"""
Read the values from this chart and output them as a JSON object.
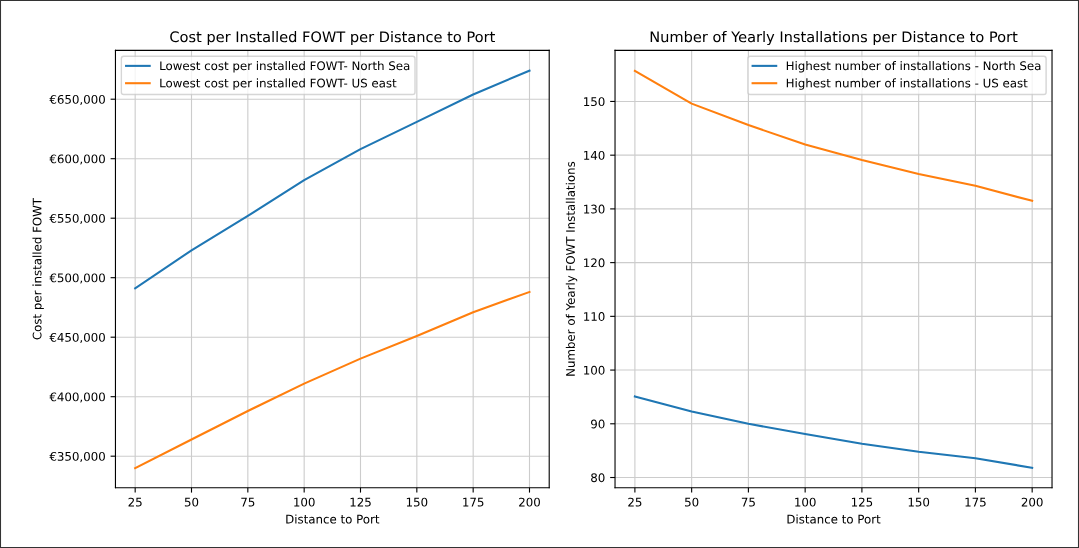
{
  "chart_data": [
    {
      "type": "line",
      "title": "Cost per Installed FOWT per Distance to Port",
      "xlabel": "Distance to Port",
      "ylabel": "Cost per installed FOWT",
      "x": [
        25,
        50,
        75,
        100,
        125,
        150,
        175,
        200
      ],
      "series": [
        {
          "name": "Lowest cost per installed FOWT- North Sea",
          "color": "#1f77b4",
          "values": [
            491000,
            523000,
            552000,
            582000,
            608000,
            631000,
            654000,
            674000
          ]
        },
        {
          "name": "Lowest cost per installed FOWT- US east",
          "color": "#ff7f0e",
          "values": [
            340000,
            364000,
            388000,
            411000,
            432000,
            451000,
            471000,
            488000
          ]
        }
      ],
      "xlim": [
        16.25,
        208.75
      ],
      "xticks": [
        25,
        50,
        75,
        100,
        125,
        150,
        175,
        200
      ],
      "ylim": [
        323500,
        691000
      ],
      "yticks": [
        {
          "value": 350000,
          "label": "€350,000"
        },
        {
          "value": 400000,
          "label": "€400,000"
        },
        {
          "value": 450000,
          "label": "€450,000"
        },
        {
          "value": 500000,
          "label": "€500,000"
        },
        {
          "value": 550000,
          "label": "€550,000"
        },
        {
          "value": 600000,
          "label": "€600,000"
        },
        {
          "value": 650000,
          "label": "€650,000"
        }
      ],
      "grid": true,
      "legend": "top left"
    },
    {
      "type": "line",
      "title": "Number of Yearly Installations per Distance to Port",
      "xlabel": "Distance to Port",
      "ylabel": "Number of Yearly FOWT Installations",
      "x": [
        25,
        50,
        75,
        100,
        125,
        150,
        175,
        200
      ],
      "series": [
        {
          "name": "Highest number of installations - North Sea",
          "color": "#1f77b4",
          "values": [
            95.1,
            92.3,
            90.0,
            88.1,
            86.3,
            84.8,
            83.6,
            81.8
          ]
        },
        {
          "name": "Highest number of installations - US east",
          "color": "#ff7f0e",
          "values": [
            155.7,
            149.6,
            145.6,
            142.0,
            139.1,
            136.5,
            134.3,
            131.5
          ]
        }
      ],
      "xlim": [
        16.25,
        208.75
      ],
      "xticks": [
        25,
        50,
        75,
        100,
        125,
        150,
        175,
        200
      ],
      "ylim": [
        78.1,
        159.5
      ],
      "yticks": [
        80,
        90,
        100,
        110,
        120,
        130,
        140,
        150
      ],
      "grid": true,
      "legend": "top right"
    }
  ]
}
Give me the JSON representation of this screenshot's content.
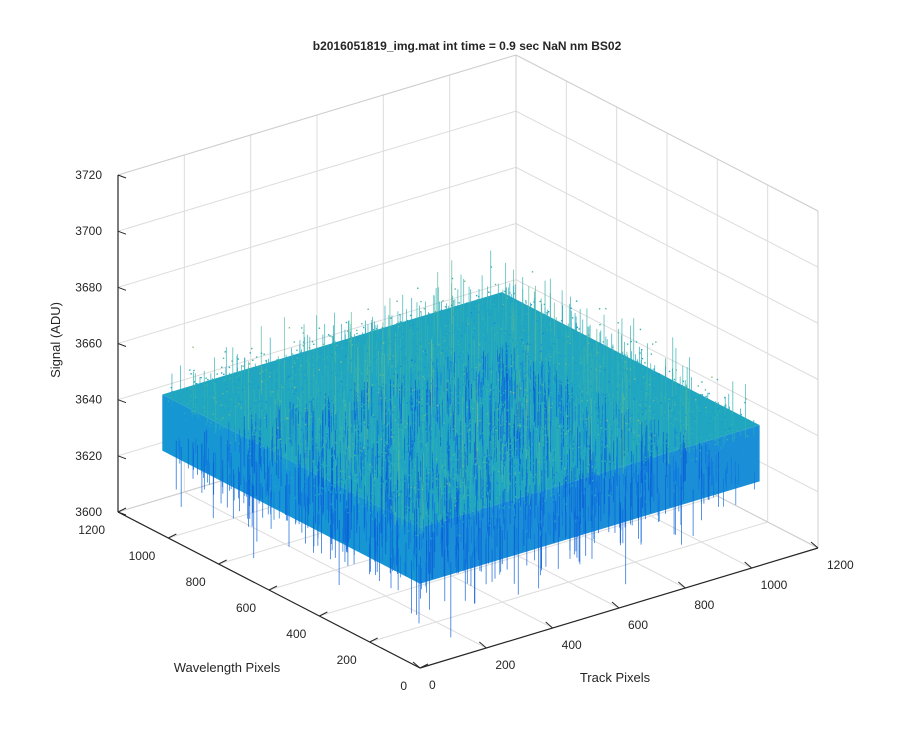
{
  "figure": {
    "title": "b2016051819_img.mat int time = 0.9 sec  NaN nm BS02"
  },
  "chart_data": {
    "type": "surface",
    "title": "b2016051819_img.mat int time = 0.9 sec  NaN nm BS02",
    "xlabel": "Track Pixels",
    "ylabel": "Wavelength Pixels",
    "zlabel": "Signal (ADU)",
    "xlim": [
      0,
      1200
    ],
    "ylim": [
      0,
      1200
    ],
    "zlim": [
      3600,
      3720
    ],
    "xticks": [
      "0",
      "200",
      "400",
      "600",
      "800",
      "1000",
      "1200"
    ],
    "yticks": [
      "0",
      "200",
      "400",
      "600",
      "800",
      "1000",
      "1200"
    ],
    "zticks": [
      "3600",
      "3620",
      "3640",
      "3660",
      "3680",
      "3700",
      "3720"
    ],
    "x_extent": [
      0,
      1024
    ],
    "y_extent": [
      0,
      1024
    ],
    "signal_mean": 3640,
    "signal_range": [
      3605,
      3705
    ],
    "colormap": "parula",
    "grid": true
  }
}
"""
"""
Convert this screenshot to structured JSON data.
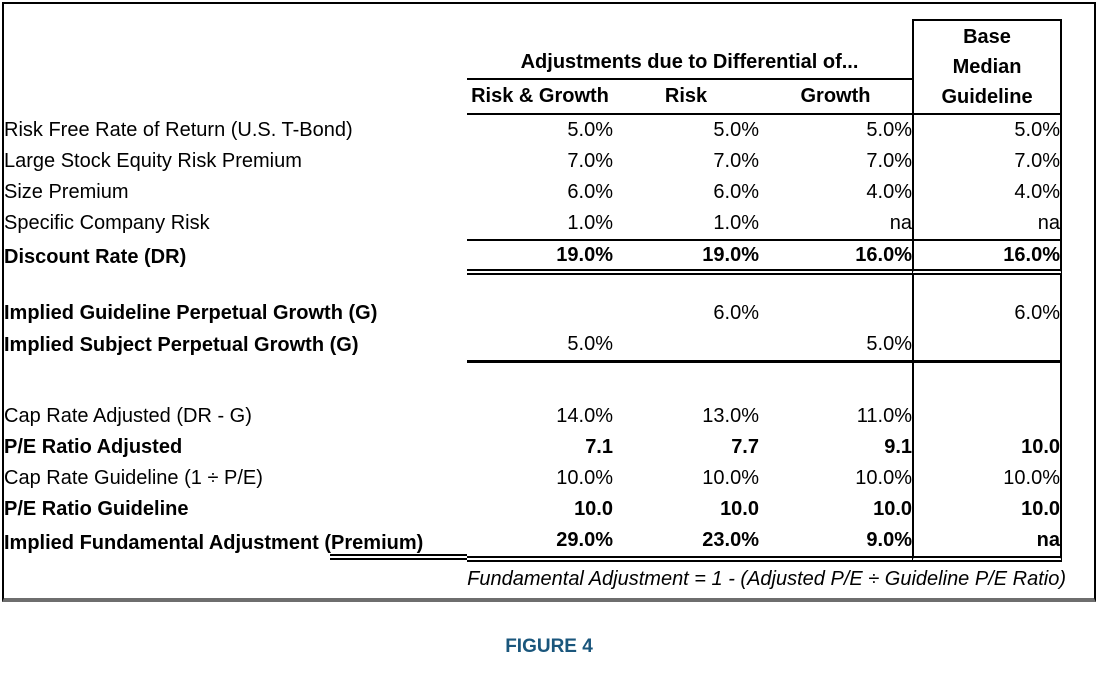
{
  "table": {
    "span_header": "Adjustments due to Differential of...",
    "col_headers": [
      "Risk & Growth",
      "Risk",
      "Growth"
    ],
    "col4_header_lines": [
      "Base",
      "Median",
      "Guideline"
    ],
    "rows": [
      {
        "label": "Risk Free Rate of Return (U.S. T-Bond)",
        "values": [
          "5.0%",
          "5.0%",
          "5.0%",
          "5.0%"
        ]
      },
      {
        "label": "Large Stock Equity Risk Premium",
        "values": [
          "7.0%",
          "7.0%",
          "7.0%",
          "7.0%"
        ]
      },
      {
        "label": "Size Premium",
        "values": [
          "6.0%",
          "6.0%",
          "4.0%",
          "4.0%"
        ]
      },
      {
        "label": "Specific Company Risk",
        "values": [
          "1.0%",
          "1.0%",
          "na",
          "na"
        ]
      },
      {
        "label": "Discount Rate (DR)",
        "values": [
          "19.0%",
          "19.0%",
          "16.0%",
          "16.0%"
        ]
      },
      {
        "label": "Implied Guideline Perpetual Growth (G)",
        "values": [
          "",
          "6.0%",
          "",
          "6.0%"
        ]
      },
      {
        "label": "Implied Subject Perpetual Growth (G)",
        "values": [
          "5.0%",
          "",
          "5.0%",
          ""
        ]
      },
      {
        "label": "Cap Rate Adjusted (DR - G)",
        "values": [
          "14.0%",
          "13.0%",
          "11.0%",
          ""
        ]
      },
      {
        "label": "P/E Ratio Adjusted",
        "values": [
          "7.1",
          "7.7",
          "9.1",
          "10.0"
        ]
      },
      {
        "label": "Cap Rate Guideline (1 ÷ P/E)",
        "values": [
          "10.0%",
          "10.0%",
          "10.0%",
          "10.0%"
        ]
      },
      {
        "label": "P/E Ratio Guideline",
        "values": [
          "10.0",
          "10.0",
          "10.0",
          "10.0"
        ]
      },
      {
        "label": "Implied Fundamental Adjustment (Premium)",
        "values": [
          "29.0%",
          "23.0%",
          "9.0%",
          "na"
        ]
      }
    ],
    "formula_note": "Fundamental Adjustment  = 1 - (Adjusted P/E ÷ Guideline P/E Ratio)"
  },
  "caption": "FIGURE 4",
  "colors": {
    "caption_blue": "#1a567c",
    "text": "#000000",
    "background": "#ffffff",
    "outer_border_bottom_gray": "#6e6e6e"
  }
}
"""
"""
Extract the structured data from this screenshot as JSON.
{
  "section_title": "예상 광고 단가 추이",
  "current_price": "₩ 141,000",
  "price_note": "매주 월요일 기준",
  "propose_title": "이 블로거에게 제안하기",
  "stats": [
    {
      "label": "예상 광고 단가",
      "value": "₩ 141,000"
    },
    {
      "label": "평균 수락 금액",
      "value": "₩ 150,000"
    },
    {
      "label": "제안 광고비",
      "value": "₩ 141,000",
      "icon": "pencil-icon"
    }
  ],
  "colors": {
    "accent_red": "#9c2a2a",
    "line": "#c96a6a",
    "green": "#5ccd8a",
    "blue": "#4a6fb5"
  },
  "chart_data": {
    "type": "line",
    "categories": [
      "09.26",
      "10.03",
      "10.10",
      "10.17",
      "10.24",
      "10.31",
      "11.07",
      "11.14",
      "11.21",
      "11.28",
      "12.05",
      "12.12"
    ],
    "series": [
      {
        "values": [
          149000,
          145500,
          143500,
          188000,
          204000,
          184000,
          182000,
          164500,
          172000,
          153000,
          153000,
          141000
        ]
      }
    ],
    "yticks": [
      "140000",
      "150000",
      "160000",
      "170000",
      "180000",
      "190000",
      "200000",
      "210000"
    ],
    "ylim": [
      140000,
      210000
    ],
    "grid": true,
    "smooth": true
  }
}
"""
- _What you have to do_: Search the records above for "Premium". Copy each line where it is found.

- _The reply_:
        "label": "Large Stock Equity Risk Premium",
        "label": "Size Premium",
        "label": "Implied Fundamental Adjustment (Premium)",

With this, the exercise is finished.